### Work to be completed
Please count how many lines in the data below contain the string "legend", with case counting, and give only the number.
::: Exercise inputs :::
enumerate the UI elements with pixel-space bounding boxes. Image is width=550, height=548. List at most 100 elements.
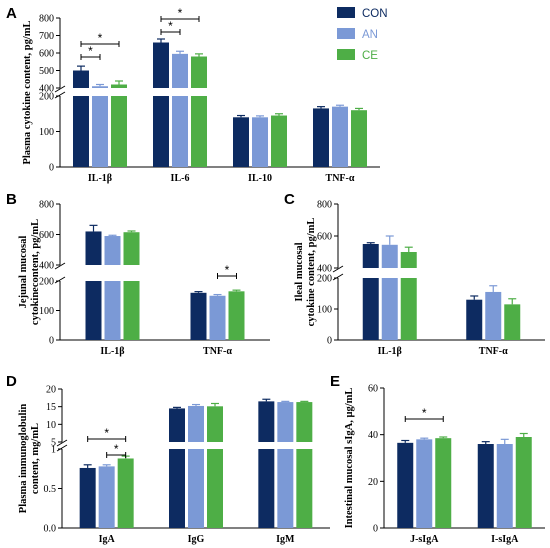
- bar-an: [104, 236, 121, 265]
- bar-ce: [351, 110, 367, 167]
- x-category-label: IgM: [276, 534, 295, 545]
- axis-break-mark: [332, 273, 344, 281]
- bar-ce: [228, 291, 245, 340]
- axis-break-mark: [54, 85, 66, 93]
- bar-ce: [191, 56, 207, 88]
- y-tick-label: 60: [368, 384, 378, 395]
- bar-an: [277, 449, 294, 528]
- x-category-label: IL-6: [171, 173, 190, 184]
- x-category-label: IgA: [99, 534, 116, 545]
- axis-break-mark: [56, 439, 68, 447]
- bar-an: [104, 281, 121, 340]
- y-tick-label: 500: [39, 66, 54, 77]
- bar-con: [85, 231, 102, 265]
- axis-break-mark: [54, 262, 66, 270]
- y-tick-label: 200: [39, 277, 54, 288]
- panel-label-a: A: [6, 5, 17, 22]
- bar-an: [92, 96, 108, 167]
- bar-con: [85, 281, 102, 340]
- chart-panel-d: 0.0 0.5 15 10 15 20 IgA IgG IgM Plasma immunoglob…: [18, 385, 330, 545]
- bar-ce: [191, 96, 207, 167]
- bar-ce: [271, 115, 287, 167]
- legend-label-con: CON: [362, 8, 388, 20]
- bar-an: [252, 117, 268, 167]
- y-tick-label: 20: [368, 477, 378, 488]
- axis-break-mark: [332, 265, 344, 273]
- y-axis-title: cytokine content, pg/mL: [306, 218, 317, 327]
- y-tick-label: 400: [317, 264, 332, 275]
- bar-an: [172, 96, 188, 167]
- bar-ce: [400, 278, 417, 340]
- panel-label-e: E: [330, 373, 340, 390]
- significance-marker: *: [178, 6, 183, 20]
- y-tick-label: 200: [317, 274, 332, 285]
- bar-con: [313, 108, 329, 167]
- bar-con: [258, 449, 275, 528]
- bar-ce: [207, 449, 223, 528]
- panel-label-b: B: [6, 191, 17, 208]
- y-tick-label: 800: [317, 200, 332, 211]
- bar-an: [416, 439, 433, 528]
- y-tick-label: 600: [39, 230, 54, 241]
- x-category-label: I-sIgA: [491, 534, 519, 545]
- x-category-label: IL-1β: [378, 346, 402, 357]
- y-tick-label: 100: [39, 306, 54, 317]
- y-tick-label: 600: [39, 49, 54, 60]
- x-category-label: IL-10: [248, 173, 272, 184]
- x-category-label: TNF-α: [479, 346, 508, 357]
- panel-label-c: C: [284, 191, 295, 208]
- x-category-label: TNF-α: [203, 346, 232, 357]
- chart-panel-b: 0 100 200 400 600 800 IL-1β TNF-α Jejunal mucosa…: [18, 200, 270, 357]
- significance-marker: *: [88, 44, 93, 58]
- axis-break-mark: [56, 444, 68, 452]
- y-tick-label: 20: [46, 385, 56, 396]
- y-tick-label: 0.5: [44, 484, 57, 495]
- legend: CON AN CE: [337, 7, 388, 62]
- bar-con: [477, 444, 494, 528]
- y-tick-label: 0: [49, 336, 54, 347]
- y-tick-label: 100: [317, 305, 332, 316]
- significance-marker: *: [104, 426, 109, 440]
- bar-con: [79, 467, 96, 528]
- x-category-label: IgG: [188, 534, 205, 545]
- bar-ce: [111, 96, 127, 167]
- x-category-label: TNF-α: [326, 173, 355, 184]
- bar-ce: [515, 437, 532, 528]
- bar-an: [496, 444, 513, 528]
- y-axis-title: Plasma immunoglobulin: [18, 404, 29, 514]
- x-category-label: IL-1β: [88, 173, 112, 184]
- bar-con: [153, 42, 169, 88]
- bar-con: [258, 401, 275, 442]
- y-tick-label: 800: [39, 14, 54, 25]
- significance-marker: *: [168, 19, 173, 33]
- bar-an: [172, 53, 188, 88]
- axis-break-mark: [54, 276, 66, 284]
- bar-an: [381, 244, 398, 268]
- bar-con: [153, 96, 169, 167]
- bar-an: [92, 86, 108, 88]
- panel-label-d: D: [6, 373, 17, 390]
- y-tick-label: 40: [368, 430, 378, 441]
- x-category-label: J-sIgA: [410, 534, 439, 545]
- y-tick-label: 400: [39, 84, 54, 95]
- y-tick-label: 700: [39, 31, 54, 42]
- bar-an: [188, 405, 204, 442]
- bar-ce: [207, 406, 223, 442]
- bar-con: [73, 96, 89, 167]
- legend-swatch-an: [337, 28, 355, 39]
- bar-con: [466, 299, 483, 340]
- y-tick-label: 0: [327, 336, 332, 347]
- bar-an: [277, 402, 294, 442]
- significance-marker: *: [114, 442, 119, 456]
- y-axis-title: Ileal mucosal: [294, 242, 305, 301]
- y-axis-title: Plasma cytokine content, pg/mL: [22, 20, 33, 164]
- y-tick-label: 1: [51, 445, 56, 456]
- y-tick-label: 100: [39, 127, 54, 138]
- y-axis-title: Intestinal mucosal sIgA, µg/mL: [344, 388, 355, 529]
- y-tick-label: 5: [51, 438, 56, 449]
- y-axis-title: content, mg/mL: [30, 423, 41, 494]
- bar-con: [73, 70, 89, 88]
:::
::: Exercise inputs :::
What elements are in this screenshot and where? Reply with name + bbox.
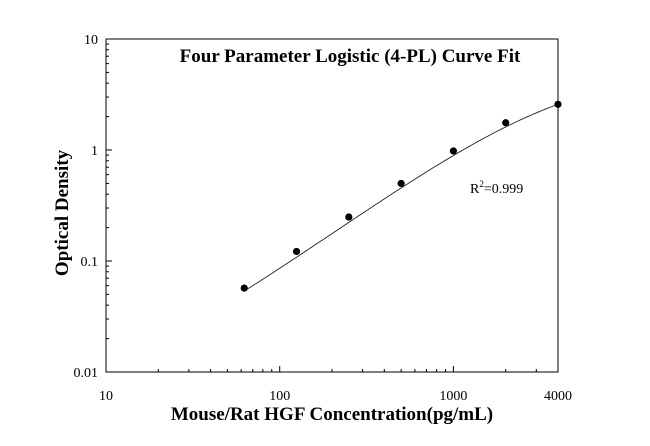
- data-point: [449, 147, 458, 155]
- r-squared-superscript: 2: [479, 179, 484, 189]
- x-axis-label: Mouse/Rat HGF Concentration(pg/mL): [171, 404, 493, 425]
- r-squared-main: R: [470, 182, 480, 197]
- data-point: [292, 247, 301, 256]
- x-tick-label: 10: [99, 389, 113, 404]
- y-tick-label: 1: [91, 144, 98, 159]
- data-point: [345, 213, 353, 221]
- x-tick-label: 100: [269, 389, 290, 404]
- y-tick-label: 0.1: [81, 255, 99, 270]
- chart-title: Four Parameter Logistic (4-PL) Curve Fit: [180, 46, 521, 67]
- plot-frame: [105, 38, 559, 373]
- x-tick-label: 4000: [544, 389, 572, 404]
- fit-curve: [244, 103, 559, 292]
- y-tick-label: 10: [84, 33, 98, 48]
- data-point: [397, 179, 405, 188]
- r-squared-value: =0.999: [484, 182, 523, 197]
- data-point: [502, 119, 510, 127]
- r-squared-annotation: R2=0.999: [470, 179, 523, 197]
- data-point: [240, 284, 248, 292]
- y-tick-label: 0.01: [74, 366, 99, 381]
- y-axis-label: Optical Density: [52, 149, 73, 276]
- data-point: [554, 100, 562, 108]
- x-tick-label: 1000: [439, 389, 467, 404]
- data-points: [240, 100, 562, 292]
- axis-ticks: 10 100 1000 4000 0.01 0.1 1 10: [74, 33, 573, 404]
:::
### Final answer
3